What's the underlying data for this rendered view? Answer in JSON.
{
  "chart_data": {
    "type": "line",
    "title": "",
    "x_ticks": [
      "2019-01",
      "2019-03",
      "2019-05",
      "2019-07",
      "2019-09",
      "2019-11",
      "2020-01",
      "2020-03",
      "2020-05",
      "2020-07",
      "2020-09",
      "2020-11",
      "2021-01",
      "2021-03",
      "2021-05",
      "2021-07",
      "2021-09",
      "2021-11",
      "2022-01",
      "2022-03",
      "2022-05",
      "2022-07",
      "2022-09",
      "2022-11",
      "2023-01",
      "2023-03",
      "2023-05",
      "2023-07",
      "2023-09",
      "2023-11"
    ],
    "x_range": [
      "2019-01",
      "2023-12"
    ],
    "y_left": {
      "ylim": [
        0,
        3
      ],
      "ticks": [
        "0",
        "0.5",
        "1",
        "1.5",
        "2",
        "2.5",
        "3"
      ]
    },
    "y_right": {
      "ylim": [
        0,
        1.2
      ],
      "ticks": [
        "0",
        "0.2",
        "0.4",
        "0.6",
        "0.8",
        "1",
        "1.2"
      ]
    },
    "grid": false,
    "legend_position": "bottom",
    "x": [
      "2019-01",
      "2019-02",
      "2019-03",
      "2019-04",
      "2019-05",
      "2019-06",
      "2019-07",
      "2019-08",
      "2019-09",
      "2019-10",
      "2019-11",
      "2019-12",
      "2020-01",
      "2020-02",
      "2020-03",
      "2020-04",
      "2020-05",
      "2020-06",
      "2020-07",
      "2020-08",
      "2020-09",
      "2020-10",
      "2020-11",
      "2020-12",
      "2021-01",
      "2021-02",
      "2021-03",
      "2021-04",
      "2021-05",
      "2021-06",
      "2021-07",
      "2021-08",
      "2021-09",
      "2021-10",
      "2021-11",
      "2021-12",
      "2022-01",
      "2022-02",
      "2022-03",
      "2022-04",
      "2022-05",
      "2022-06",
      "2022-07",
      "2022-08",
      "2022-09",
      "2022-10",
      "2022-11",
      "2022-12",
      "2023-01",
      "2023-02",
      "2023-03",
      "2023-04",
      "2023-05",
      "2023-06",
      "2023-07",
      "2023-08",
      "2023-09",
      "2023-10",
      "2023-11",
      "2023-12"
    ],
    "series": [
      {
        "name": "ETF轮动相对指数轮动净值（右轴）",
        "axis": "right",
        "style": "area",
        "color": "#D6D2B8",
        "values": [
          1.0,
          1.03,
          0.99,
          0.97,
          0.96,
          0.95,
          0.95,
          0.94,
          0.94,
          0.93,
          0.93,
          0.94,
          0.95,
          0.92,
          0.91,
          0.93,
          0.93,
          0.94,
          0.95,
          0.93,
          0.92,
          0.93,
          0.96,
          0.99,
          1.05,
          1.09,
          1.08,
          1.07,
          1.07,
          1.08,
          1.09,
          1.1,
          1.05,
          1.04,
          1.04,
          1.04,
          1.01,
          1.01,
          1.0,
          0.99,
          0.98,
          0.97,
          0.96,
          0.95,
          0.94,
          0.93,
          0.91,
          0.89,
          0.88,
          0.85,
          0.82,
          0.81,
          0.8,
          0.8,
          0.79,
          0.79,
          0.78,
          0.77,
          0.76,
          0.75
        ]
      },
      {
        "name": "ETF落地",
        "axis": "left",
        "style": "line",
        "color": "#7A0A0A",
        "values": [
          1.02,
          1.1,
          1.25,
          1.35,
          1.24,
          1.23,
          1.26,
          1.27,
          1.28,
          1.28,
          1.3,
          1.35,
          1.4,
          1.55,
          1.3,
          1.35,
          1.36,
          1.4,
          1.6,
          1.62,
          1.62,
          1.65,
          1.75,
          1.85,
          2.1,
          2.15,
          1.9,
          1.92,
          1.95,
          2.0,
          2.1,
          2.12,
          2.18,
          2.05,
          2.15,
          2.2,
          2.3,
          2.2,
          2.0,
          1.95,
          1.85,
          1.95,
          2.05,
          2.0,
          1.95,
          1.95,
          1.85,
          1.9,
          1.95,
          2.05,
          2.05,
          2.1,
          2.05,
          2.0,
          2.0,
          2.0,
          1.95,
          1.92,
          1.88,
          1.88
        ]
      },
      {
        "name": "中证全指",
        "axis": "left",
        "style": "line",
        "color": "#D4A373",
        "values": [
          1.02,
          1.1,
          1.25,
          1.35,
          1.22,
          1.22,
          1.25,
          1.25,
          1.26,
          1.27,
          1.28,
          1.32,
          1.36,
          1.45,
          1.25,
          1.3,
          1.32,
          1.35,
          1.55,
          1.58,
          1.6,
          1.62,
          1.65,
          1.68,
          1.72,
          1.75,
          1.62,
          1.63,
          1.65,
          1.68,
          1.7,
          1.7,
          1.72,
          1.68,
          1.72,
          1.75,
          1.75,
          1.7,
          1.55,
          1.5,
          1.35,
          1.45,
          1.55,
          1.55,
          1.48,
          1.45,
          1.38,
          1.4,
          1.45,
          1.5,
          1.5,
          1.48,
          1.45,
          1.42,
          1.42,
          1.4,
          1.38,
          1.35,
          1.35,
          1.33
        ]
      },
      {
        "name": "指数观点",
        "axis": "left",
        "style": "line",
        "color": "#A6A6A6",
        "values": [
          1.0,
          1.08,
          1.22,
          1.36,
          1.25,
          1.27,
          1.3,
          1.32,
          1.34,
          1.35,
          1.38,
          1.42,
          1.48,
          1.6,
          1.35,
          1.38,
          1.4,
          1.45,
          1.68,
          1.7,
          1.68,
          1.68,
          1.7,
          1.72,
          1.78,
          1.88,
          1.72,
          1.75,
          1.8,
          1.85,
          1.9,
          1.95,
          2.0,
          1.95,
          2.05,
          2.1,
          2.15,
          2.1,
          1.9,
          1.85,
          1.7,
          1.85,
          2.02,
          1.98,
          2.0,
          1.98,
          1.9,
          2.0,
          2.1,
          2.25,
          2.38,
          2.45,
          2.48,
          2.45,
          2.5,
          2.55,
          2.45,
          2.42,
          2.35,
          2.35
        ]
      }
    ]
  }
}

===============

**REQUIRED WORK**. Exactly as shown above, return every record.

**RESULT FOR THIS TASK**.
What's the underlying data for this rendered view? Answer in JSON.
{
  "chart_data": {
    "type": "line",
    "title": "",
    "x_ticks": [
      "2019-01",
      "2019-03",
      "2019-05",
      "2019-07",
      "2019-09",
      "2019-11",
      "2020-01",
      "2020-03",
      "2020-05",
      "2020-07",
      "2020-09",
      "2020-11",
      "2021-01",
      "2021-03",
      "2021-05",
      "2021-07",
      "2021-09",
      "2021-11",
      "2022-01",
      "2022-03",
      "2022-05",
      "2022-07",
      "2022-09",
      "2022-11",
      "2023-01",
      "2023-03",
      "2023-05",
      "2023-07",
      "2023-09",
      "2023-11"
    ],
    "x_range": [
      "2019-01",
      "2023-12"
    ],
    "y_left": {
      "ylim": [
        0,
        3
      ],
      "ticks": [
        "0",
        "0.5",
        "1",
        "1.5",
        "2",
        "2.5",
        "3"
      ]
    },
    "y_right": {
      "ylim": [
        0,
        1.2
      ],
      "ticks": [
        "0",
        "0.2",
        "0.4",
        "0.6",
        "0.8",
        "1",
        "1.2"
      ]
    },
    "grid": false,
    "legend_position": "bottom",
    "x": [
      "2019-01",
      "2019-02",
      "2019-03",
      "2019-04",
      "2019-05",
      "2019-06",
      "2019-07",
      "2019-08",
      "2019-09",
      "2019-10",
      "2019-11",
      "2019-12",
      "2020-01",
      "2020-02",
      "2020-03",
      "2020-04",
      "2020-05",
      "2020-06",
      "2020-07",
      "2020-08",
      "2020-09",
      "2020-10",
      "2020-11",
      "2020-12",
      "2021-01",
      "2021-02",
      "2021-03",
      "2021-04",
      "2021-05",
      "2021-06",
      "2021-07",
      "2021-08",
      "2021-09",
      "2021-10",
      "2021-11",
      "2021-12",
      "2022-01",
      "2022-02",
      "2022-03",
      "2022-04",
      "2022-05",
      "2022-06",
      "2022-07",
      "2022-08",
      "2022-09",
      "2022-10",
      "2022-11",
      "2022-12",
      "2023-01",
      "2023-02",
      "2023-03",
      "2023-04",
      "2023-05",
      "2023-06",
      "2023-07",
      "2023-08",
      "2023-09",
      "2023-10",
      "2023-11",
      "2023-12"
    ],
    "series": [
      {
        "name": "ETF轮动相对指数轮动净值（右轴）",
        "axis": "right",
        "style": "area",
        "color": "#D6D2B8",
        "values": [
          1.0,
          1.03,
          0.99,
          0.97,
          0.96,
          0.95,
          0.95,
          0.94,
          0.94,
          0.93,
          0.93,
          0.94,
          0.95,
          0.92,
          0.91,
          0.93,
          0.93,
          0.94,
          0.95,
          0.93,
          0.92,
          0.93,
          0.96,
          0.99,
          1.05,
          1.09,
          1.08,
          1.07,
          1.07,
          1.08,
          1.09,
          1.1,
          1.05,
          1.04,
          1.04,
          1.04,
          1.01,
          1.01,
          1.0,
          0.99,
          0.98,
          0.97,
          0.96,
          0.95,
          0.94,
          0.93,
          0.91,
          0.89,
          0.88,
          0.85,
          0.82,
          0.81,
          0.8,
          0.8,
          0.79,
          0.79,
          0.78,
          0.77,
          0.76,
          0.75
        ]
      },
      {
        "name": "ETF落地",
        "axis": "left",
        "style": "line",
        "color": "#7A0A0A",
        "values": [
          1.02,
          1.1,
          1.25,
          1.35,
          1.24,
          1.23,
          1.26,
          1.27,
          1.28,
          1.28,
          1.3,
          1.35,
          1.4,
          1.55,
          1.3,
          1.35,
          1.36,
          1.4,
          1.6,
          1.62,
          1.62,
          1.65,
          1.75,
          1.85,
          2.1,
          2.15,
          1.9,
          1.92,
          1.95,
          2.0,
          2.1,
          2.12,
          2.18,
          2.05,
          2.15,
          2.2,
          2.3,
          2.2,
          2.0,
          1.95,
          1.85,
          1.95,
          2.05,
          2.0,
          1.95,
          1.95,
          1.85,
          1.9,
          1.95,
          2.05,
          2.05,
          2.1,
          2.05,
          2.0,
          2.0,
          2.0,
          1.95,
          1.92,
          1.88,
          1.88
        ]
      },
      {
        "name": "中证全指",
        "axis": "left",
        "style": "line",
        "color": "#D4A373",
        "values": [
          1.02,
          1.1,
          1.25,
          1.35,
          1.22,
          1.22,
          1.25,
          1.25,
          1.26,
          1.27,
          1.28,
          1.32,
          1.36,
          1.45,
          1.25,
          1.3,
          1.32,
          1.35,
          1.55,
          1.58,
          1.6,
          1.62,
          1.65,
          1.68,
          1.72,
          1.75,
          1.62,
          1.63,
          1.65,
          1.68,
          1.7,
          1.7,
          1.72,
          1.68,
          1.72,
          1.75,
          1.75,
          1.7,
          1.55,
          1.5,
          1.35,
          1.45,
          1.55,
          1.55,
          1.48,
          1.45,
          1.38,
          1.4,
          1.45,
          1.5,
          1.5,
          1.48,
          1.45,
          1.42,
          1.42,
          1.4,
          1.38,
          1.35,
          1.35,
          1.33
        ]
      },
      {
        "name": "指数观点",
        "axis": "left",
        "style": "line",
        "color": "#A6A6A6",
        "values": [
          1.0,
          1.08,
          1.22,
          1.36,
          1.25,
          1.27,
          1.3,
          1.32,
          1.34,
          1.35,
          1.38,
          1.42,
          1.48,
          1.6,
          1.35,
          1.38,
          1.4,
          1.45,
          1.68,
          1.7,
          1.68,
          1.68,
          1.7,
          1.72,
          1.78,
          1.88,
          1.72,
          1.75,
          1.8,
          1.85,
          1.9,
          1.95,
          2.0,
          1.95,
          2.05,
          2.1,
          2.15,
          2.1,
          1.9,
          1.85,
          1.7,
          1.85,
          2.02,
          1.98,
          2.0,
          1.98,
          1.9,
          2.0,
          2.1,
          2.25,
          2.38,
          2.45,
          2.48,
          2.45,
          2.5,
          2.55,
          2.45,
          2.42,
          2.35,
          2.35
        ]
      }
    ]
  }
}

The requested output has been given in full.